GIVEN PROBLEM | Report how many lines contain "Server". The answer is a single number.

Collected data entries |
>> BEGIN

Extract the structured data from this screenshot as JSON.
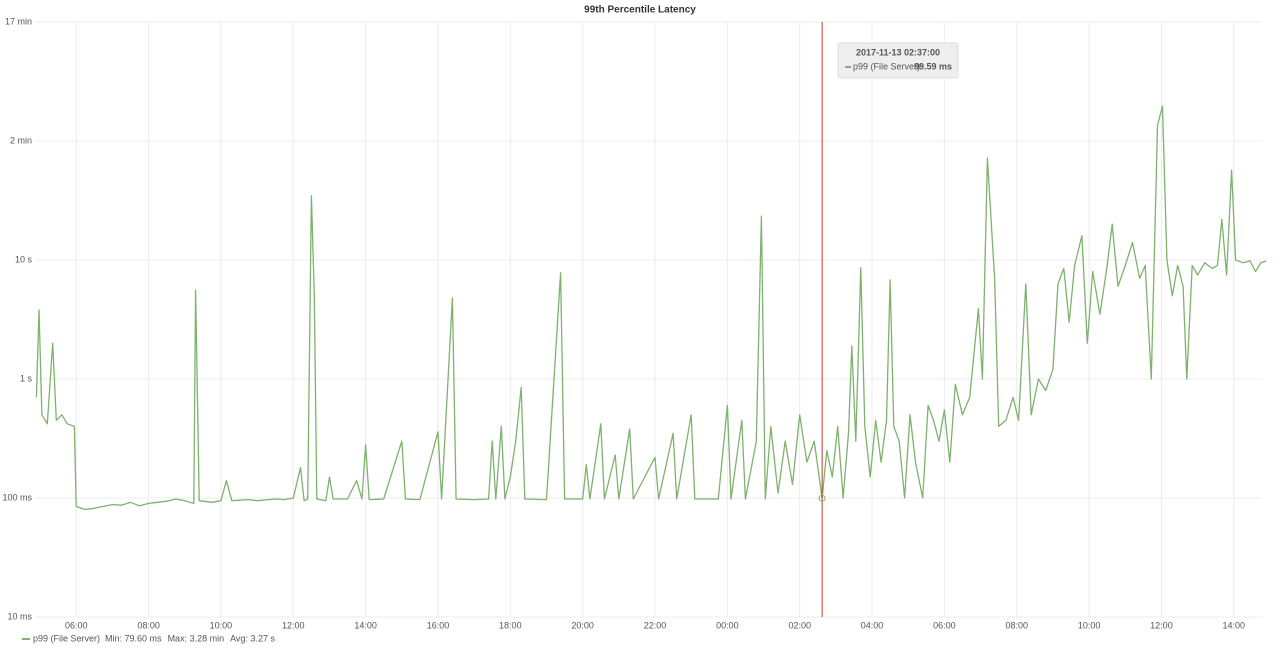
{
  "chart_data": {
    "type": "line",
    "title": "99th Percentile Latency",
    "log_scale": true,
    "grid": true,
    "x": [
      4.9,
      4.97,
      5.05,
      5.2,
      5.35,
      5.45,
      5.6,
      5.75,
      5.95,
      6.0,
      6.25,
      6.5,
      6.75,
      7.0,
      7.25,
      7.5,
      7.75,
      8.0,
      8.25,
      8.5,
      8.75,
      9.0,
      9.25,
      9.3,
      9.4,
      9.75,
      10.0,
      10.15,
      10.3,
      10.75,
      11.0,
      11.5,
      11.75,
      12.0,
      12.2,
      12.3,
      12.4,
      12.5,
      12.58,
      12.65,
      12.9,
      13.0,
      13.1,
      13.5,
      13.75,
      13.9,
      14.0,
      14.1,
      14.5,
      15.0,
      15.1,
      15.5,
      16.0,
      16.1,
      16.4,
      16.5,
      17.0,
      17.4,
      17.5,
      17.6,
      17.75,
      17.85,
      18.0,
      18.15,
      18.3,
      18.4,
      19.0,
      19.39,
      19.5,
      20.0,
      20.1,
      20.2,
      20.5,
      20.6,
      20.9,
      21.0,
      21.3,
      21.4,
      22.0,
      22.1,
      22.5,
      22.6,
      23.0,
      23.1,
      23.75,
      24.0,
      24.1,
      24.4,
      24.5,
      24.8,
      24.94,
      25.05,
      25.2,
      25.4,
      25.6,
      25.8,
      26.0,
      26.2,
      26.4,
      26.62,
      26.75,
      26.9,
      27.05,
      27.2,
      27.35,
      27.44,
      27.55,
      27.69,
      27.8,
      27.95,
      28.1,
      28.25,
      28.4,
      28.5,
      28.6,
      28.75,
      28.9,
      29.05,
      29.2,
      29.4,
      29.55,
      29.7,
      29.85,
      30.0,
      30.15,
      30.3,
      30.5,
      30.7,
      30.94,
      31.05,
      31.19,
      31.39,
      31.5,
      31.7,
      31.9,
      32.05,
      32.25,
      32.4,
      32.6,
      32.8,
      33.0,
      33.14,
      33.3,
      33.45,
      33.6,
      33.8,
      33.95,
      34.1,
      34.3,
      34.5,
      34.64,
      34.8,
      35.0,
      35.2,
      35.4,
      35.55,
      35.72,
      35.89,
      36.03,
      36.15,
      36.3,
      36.45,
      36.6,
      36.7,
      36.85,
      37.0,
      37.2,
      37.4,
      37.55,
      37.67,
      37.8,
      37.94,
      38.05,
      38.25,
      38.45,
      38.6,
      38.75,
      38.9
    ],
    "series": [
      {
        "name": "p99 (File Server)",
        "color": "#7eb26d",
        "values": [
          700,
          3800,
          500,
          420,
          2000,
          450,
          500,
          420,
          400,
          85,
          80,
          82,
          85,
          88,
          87,
          92,
          86,
          90,
          92,
          94,
          98,
          95,
          90,
          5600,
          95,
          92,
          95,
          140,
          95,
          97,
          95,
          98,
          97,
          100,
          180,
          95,
          98,
          34600,
          5000,
          98,
          95,
          150,
          98,
          98,
          140,
          98,
          280,
          97,
          98,
          300,
          98,
          97,
          360,
          98,
          4800,
          98,
          97,
          98,
          300,
          98,
          400,
          98,
          150,
          300,
          850,
          98,
          97,
          7800,
          98,
          98,
          190,
          98,
          420,
          98,
          230,
          98,
          380,
          98,
          220,
          98,
          350,
          98,
          500,
          98,
          98,
          600,
          98,
          450,
          98,
          300,
          23400,
          98,
          400,
          110,
          300,
          130,
          500,
          200,
          300,
          99.59,
          250,
          150,
          400,
          100,
          350,
          1900,
          300,
          8600,
          400,
          150,
          450,
          200,
          450,
          6800,
          400,
          300,
          100,
          500,
          200,
          100,
          600,
          450,
          300,
          550,
          200,
          900,
          500,
          700,
          3900,
          1000,
          72000,
          6800,
          400,
          450,
          700,
          450,
          6300,
          500,
          1000,
          800,
          1200,
          6300,
          8500,
          3000,
          9000,
          16000,
          2000,
          8000,
          3500,
          9000,
          20000,
          6000,
          9000,
          14000,
          7000,
          9000,
          1000,
          135000,
          196800,
          10000,
          5000,
          9000,
          6000,
          1000,
          9000,
          7500,
          9500,
          8500,
          9000,
          22000,
          7500,
          57000,
          10000,
          9500,
          9800,
          8000,
          9500,
          9800
        ]
      }
    ],
    "xlim": [
      4.86,
      38.78
    ],
    "xticks": [
      {
        "value": 6,
        "label": "06:00"
      },
      {
        "value": 8,
        "label": "08:00"
      },
      {
        "value": 10,
        "label": "10:00"
      },
      {
        "value": 12,
        "label": "12:00"
      },
      {
        "value": 14,
        "label": "14:00"
      },
      {
        "value": 16,
        "label": "16:00"
      },
      {
        "value": 18,
        "label": "18:00"
      },
      {
        "value": 20,
        "label": "20:00"
      },
      {
        "value": 22,
        "label": "22:00"
      },
      {
        "value": 24,
        "label": "00:00"
      },
      {
        "value": 26,
        "label": "02:00"
      },
      {
        "value": 28,
        "label": "04:00"
      },
      {
        "value": 30,
        "label": "06:00"
      },
      {
        "value": 32,
        "label": "08:00"
      },
      {
        "value": 34,
        "label": "10:00"
      },
      {
        "value": 36,
        "label": "12:00"
      },
      {
        "value": 38,
        "label": "14:00"
      }
    ],
    "ylim": [
      10,
      1000000
    ],
    "yticks": [
      {
        "value": 10,
        "label": "10 ms"
      },
      {
        "value": 100,
        "label": "100 ms"
      },
      {
        "value": 1000,
        "label": "1 s"
      },
      {
        "value": 10000,
        "label": "10 s"
      },
      {
        "value": 100000,
        "label": "2 min"
      },
      {
        "value": 1000000,
        "label": "17 min"
      }
    ],
    "tooltip": {
      "x": 26.62,
      "time": "2017-11-13 02:37:00",
      "series": "p99 (File Server):",
      "value": 99.59,
      "value_label": "99.59 ms"
    },
    "legend_stats": [
      "Min: 79.60 ms",
      "Max: 3.28 min",
      "Avg: 3.27 s"
    ]
  }
}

>> END

OUTPUT FOR THIS TASK | 2